* [FRAGMENTO MOSTRADO]
▼▼▼

Para
cualquier suceso, sea la que sea su naturaleza, mi padre emplea una
frase: da la fatalidad…
Y la fatalidad, que es la enemiga del azar aunque no le da mi padre
ese significado, ha hecho que tenga que desmentir -aunque no lo
borraré, no- lo
que dejé escrito hace tan solo unos
días.
Nemesio
ya no vive sino en nuestro corazón. Ni siquiera llegó a leer esa
pieza que he llamado Escuela, que se la llevé impresa al hospital
por que me dijera qué le parecía, y por que se entretuviese. Me la
llevé pero no se la dí, que anduvo más bien adormilado el rato
largo que pasé allí con él. Mañana se la doy, me dije. Pero no
hubo mañana. No despertó ya del sueño en que lo
sumió el vuelco de
un corazón ya debilitado,
vísperas de santa Lucía.

▲▲▲

(Datos de análisis de la maquetación de páginas)
▼▼▼

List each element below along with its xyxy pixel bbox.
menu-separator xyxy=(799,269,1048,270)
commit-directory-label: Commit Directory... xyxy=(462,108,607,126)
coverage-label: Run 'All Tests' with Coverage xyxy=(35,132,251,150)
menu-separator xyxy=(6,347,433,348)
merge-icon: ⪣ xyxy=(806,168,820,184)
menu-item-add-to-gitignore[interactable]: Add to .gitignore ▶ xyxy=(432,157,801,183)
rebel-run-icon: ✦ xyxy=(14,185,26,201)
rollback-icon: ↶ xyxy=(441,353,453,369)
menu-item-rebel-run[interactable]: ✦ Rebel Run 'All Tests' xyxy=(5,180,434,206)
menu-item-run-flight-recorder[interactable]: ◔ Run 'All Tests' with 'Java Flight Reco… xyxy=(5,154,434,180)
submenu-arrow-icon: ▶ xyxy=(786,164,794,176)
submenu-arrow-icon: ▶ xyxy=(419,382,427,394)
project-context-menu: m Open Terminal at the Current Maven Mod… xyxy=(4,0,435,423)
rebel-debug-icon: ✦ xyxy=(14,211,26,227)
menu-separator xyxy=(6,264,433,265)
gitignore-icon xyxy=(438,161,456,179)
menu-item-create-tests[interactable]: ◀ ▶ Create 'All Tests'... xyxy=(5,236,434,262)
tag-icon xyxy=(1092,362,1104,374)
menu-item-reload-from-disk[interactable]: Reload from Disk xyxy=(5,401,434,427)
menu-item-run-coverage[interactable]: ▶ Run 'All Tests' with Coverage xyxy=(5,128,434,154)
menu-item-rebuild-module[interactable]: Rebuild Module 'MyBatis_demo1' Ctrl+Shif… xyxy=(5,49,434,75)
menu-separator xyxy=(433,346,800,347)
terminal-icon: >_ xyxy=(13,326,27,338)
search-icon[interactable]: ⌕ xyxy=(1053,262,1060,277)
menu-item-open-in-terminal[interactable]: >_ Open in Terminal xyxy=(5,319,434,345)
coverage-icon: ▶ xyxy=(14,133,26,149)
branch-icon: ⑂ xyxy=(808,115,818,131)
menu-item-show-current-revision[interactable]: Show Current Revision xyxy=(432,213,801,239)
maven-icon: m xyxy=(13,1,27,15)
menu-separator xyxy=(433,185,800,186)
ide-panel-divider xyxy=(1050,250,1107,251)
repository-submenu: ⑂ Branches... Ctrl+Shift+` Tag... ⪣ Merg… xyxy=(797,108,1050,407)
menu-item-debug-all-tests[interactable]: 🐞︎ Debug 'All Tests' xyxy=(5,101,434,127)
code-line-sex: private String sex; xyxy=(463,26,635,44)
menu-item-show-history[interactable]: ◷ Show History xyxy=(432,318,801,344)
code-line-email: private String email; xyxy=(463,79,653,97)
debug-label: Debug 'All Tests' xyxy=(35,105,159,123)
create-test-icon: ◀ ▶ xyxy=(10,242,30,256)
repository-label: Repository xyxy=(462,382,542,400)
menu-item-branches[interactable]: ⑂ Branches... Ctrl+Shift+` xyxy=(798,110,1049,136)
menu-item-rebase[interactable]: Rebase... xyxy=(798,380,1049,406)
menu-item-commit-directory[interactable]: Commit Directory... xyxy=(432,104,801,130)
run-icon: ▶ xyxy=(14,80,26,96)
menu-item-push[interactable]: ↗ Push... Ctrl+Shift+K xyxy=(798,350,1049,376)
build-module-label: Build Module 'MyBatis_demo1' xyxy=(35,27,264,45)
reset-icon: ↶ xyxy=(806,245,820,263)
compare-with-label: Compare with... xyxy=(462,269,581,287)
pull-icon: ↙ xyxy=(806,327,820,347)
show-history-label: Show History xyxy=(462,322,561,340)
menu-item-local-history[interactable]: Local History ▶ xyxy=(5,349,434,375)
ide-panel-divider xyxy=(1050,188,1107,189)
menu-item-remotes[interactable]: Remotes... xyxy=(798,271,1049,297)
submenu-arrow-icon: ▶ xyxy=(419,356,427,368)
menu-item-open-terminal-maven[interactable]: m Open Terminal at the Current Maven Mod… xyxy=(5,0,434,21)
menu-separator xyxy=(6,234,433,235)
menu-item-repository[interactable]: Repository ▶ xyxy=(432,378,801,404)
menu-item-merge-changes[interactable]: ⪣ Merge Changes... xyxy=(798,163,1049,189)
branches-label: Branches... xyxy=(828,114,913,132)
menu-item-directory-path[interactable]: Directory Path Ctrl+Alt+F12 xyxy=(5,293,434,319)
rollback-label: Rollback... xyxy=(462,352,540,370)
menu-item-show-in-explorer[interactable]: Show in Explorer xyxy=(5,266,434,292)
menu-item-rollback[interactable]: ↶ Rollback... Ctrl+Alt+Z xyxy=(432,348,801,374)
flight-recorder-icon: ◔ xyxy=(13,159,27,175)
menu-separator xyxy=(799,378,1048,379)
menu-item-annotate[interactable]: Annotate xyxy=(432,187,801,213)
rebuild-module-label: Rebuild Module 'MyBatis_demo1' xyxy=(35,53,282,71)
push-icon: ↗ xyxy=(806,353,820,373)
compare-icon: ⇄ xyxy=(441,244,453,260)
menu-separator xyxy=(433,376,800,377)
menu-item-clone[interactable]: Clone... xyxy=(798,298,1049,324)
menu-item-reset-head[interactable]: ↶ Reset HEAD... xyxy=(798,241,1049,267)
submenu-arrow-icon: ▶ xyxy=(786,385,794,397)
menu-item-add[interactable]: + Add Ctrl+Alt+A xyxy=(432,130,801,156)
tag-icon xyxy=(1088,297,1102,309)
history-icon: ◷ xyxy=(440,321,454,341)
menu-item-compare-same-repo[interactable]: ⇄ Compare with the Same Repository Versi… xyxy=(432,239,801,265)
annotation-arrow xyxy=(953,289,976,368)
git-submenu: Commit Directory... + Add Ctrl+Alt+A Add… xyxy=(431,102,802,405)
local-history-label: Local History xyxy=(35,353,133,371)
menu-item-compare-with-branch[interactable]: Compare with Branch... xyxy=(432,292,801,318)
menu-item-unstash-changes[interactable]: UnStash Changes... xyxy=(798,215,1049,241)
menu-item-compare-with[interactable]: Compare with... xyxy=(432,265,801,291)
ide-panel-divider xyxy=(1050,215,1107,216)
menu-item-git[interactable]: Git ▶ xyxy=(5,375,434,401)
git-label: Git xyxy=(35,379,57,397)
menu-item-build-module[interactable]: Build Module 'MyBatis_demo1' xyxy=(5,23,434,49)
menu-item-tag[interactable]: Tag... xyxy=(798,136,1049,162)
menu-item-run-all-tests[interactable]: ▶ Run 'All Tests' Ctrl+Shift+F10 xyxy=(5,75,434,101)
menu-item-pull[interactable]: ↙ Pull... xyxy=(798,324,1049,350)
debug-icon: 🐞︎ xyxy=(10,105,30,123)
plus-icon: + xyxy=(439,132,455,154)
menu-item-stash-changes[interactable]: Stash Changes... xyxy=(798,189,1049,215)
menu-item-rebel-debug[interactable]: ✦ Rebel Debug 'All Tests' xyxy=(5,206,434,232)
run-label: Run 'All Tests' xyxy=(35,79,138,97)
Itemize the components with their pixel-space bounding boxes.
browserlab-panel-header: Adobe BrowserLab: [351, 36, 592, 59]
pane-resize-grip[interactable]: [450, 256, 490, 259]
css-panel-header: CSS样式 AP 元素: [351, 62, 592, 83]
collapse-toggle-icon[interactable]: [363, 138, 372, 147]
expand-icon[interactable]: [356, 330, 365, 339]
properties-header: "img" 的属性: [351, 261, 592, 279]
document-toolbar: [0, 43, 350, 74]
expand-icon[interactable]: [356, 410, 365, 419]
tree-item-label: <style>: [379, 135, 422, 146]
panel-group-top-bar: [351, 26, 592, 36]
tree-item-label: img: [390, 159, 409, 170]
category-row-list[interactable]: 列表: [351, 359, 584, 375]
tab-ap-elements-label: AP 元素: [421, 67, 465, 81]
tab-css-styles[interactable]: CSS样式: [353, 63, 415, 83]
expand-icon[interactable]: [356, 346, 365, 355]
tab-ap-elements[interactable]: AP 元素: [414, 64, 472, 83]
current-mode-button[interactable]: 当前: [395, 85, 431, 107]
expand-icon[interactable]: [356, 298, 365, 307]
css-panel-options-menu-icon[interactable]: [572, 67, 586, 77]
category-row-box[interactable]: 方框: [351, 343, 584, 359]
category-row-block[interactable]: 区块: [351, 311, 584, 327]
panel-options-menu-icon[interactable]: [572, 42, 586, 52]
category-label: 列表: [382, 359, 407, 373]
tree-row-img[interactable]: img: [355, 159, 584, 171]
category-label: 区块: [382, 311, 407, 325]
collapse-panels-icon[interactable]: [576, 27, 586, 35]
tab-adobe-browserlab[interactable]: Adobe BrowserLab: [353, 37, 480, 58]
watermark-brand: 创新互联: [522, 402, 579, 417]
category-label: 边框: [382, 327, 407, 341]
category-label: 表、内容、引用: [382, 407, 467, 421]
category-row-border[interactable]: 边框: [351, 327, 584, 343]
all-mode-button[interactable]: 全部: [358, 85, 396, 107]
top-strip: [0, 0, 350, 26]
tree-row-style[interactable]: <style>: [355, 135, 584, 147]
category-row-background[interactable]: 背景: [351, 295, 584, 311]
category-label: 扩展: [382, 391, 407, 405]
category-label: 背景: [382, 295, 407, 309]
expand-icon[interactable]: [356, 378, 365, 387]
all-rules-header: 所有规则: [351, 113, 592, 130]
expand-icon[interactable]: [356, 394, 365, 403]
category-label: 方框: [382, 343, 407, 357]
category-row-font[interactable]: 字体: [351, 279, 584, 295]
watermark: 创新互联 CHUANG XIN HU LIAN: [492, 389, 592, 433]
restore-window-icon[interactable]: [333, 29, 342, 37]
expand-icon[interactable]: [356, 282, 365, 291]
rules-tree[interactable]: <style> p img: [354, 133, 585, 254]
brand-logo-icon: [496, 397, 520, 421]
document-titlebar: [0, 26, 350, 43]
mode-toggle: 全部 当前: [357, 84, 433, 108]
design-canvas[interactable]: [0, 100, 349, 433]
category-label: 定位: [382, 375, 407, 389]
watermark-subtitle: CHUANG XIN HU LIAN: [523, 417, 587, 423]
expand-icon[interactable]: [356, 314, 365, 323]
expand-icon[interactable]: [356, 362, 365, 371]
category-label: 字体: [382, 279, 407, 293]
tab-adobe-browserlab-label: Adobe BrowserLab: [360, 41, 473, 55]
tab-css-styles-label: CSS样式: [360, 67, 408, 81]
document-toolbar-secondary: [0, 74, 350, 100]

▲▲▲

* [TAREAS]
1) Por favor, resume el párrafo del fragmento que empieza con «Nemesio ya no vive» y conserva sus hechos principales.
2) Continúa el fragmento sobre la muerte de Nemesio a partir de su última frase.
Los registros son un material aparte, sin relación con el fragmento.

* [TUS RESPUESTAS]
1) Nemesio ya solo vive en el corazón de quienes lo querían. No llegó a leer la pieza titulada Escuela. Quien escribe se la llevó impresa al hospital para conocer su opinión y entretenerlo, pero no se la dio porque Nemesio estaba adormilado, y lo dejó para el día siguiente. No hubo día siguiente. El vuelco de su corazón debilitado lo sumió en un sueño del que ya no despertó, en vísperas de santa Lucía.

2)
Y un encadenarse de fatalidades, digamos que de las buenas, me
hizo dar con mi amigo Juan, unos años mayor que yo y mejor su
memoria del tiempo hermoso que la mía. Más de medio siglo ya que no
hablábamos, y no es un decir. Niños los dos del barrio más pobre,
se acuerda él del árbol grande a la entrada del patio de la ermita,
un álamo negro -me dice- casi seguro, y que del tronco le salían
unas mariposas tan grandes como la palma de la mano. O a lo mejor,
siempre tan humilde, es que ya me puede la imaginación.
A
Juan lo quitaron de la escuela a los siete años. Mira tú, para que
mi tío me enseñara las cosas del campo, que no encontraron un
pretexto mejor. Y lo que sé es lo que aprendí ya por mi cuenta
yendo a dar lección por las noches. Me lo cuenta con ese decir
afable y tranquilo que le sé de siempre, hasta que a sus trece años
-y mis diez- la vida nos separó, él al pueblo vecino y rival y a
Madrid su amigo. Porque, y
me lo dice con más orgullo propio que halago, aquel don Eugenio que
fue nuestro maestro en la escuela, ay,
de Santana un día sentenció
que ya no me podía enseñar más, que me había enseñado todo lo
que sabía.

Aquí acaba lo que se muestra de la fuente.